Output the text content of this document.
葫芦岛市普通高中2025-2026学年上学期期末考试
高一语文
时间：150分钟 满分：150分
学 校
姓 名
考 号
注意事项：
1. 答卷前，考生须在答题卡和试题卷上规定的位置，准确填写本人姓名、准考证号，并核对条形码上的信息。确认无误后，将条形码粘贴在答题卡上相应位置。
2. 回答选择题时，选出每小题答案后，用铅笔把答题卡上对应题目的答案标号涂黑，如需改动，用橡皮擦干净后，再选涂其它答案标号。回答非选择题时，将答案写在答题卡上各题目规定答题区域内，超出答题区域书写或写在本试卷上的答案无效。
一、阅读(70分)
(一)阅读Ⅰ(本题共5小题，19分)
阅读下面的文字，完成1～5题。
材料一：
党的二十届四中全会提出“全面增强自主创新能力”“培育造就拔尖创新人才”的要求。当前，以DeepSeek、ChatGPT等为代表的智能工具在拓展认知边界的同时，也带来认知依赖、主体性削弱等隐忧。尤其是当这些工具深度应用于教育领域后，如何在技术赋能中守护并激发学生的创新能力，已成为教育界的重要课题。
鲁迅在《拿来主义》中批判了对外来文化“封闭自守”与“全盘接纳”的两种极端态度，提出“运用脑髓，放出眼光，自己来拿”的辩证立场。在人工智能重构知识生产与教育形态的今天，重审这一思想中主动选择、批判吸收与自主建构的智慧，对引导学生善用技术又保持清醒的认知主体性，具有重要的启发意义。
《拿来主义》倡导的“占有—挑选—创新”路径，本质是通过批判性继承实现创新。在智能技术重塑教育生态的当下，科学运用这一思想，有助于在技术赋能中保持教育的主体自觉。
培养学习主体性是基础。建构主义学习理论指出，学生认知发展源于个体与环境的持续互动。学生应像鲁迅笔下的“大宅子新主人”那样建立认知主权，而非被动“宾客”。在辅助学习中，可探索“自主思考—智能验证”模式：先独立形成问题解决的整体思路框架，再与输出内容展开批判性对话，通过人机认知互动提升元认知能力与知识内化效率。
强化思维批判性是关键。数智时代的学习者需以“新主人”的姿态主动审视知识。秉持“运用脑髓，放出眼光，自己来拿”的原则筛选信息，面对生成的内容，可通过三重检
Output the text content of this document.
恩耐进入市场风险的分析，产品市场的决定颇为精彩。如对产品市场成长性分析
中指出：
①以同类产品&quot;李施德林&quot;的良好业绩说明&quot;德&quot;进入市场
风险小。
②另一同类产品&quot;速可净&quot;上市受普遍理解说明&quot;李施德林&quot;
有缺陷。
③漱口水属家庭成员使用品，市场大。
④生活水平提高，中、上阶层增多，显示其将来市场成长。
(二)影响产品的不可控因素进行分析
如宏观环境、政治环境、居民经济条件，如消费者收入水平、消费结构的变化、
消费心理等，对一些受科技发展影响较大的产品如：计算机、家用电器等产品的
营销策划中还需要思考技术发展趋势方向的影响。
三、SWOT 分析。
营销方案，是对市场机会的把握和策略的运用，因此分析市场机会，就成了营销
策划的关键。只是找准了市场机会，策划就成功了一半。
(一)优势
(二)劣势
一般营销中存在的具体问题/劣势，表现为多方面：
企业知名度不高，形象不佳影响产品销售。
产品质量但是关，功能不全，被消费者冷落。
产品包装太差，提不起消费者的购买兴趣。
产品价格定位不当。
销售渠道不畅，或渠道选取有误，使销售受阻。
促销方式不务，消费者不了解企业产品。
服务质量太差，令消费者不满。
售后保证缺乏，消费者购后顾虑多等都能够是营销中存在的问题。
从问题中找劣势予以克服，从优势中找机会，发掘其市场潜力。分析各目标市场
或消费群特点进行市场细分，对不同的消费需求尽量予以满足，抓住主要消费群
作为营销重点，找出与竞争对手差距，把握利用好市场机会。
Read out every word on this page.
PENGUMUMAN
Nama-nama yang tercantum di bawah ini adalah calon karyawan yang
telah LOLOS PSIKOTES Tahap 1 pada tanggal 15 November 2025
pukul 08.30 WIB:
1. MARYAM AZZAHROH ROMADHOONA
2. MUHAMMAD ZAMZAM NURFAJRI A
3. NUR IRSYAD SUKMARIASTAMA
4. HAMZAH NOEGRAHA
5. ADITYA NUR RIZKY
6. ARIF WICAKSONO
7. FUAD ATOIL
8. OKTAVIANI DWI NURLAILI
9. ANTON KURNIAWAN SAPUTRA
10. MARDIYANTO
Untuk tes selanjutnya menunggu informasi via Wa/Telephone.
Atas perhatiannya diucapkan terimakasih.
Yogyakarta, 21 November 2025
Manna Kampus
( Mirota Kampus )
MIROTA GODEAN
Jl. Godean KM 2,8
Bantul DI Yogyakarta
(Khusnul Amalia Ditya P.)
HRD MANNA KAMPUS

##########

*Objective:* Restate the listing in full, word for word.

*Task output:*
Output the text content of this document.
葫芦岛市普通高中2025-2026学年上学期期末考试
高一语文
时间：150分钟 满分：150分
学 校
姓 名
考 号
注意事项：
1. 答卷前，考生须在答题卡和试题卷上规定的位置，准确填写本人姓名、准考证号，并核对条形码上的信息。确认无误后，将条形码粘贴在答题卡上相应位置。
2. 回答选择题时，选出每小题答案后，用铅笔把答题卡上对应题目的答案标号涂黑，如需改动，用橡皮擦干净后，再选涂其它答案标号。回答非选择题时，将答案写在答题卡上各题目规定答题区域内，超出答题区域书写或写在本试卷上的答案无效。
一、阅读(70分)
(一)阅读Ⅰ(本题共5小题，19分)
阅读下面的文字，完成1～5题。
材料一：
党的二十届四中全会提出“全面增强自主创新能力”“培育造就拔尖创新人才”的要求。当前，以DeepSeek、ChatGPT等为代表的智能工具在拓展认知边界的同时，也带来认知依赖、主体性削弱等隐忧。尤其是当这些工具深度应用于教育领域后，如何在技术赋能中守护并激发学生的创新能力，已成为教育界的重要课题。
鲁迅在《拿来主义》中批判了对外来文化“封闭自守”与“全盘接纳”的两种极端态度，提出“运用脑髓，放出眼光，自己来拿”的辩证立场。在人工智能重构知识生产与教育形态的今天，重审这一思想中主动选择、批判吸收与自主建构的智慧，对引导学生善用技术又保持清醒的认知主体性，具有重要的启发意义。
《拿来主义》倡导的“占有—挑选—创新”路径，本质是通过批判性继承实现创新。在智能技术重塑教育生态的当下，科学运用这一思想，有助于在技术赋能中保持教育的主体自觉。
培养学习主体性是基础。建构主义学习理论指出，学生认知发展源于个体与环境的持续互动。学生应像鲁迅笔下的“大宅子新主人”那样建立认知主权，而非被动“宾客”。在辅助学习中，可探索“自主思考—智能验证”模式：先独立形成问题解决的整体思路框架，再与输出内容展开批判性对话，通过人机认知互动提升元认知能力与知识内化效率。
强化思维批判性是关键。数智时代的学习者需以“新主人”的姿态主动审视知识。秉持“运用脑髓，放出眼光，自己来拿”的原则筛选信息，面对生成的内容，可通过三重检
Output the text content of this document.
恩耐进入市场风险的分析，产品市场的决定颇为精彩。如对产品市场成长性分析
中指出：
①以同类产品&quot;李施德林&quot;的良好业绩说明&quot;德&quot;进入市场
风险小。
②另一同类产品&quot;速可净&quot;上市受普遍理解说明&quot;李施德林&quot;
有缺陷。
③漱口水属家庭成员使用品，市场大。
④生活水平提高，中、上阶层增多，显示其将来市场成长。
(二)影响产品的不可控因素进行分析
如宏观环境、政治环境、居民经济条件，如消费者收入水平、消费结构的变化、
消费心理等，对一些受科技发展影响较大的产品如：计算机、家用电器等产品的
营销策划中还需要思考技术发展趋势方向的影响。
三、SWOT 分析。
营销方案，是对市场机会的把握和策略的运用，因此分析市场机会，就成了营销
策划的关键。只是找准了市场机会，策划就成功了一半。
(一)优势
(二)劣势
一般营销中存在的具体问题/劣势，表现为多方面：
企业知名度不高，形象不佳影响产品销售。
产品质量但是关，功能不全，被消费者冷落。
产品包装太差，提不起消费者的购买兴趣。
产品价格定位不当。
销售渠道不畅，或渠道选取有误，使销售受阻。
促销方式不务，消费者不了解企业产品。
服务质量太差，令消费者不满。
售后保证缺乏，消费者购后顾虑多等都能够是营销中存在的问题。
从问题中找劣势予以克服，从优势中找机会，发掘其市场潜力。分析各目标市场
或消费群特点进行市场细分，对不同的消费需求尽量予以满足，抓住主要消费群
作为营销重点，找出与竞争对手差距，把握利用好市场机会。
Read out every word on this page.
PENGUMUMAN
Nama-nama yang tercantum di bawah ini adalah calon karyawan yang
telah LOLOS PSIKOTES Tahap 1 pada tanggal 15 November 2025
pukul 08.30 WIB:
1. MARYAM AZZAHROH ROMADHOONA
2. MUHAMMAD ZAMZAM NURFAJRI A
3. NUR IRSYAD SUKMARIASTAMA
4. HAMZAH NOEGRAHA
5. ADITYA NUR RIZKY
6. ARIF WICAKSONO
7. FUAD ATOIL
8. OKTAVIANI DWI NURLAILI
9. ANTON KURNIAWAN SAPUTRA
10. MARDIYANTO
Untuk tes selanjutnya menunggu informasi via Wa/Telephone.
Atas perhatiannya diucapkan terimakasih.
Yogyakarta, 21 November 2025
Manna Kampus
( Mirota Kampus )
MIROTA GODEAN
Jl. Godean KM 2,8
Bantul DI Yogyakarta
(Khusnul Amalia Ditya P.)
HRD MANNA KAMPUS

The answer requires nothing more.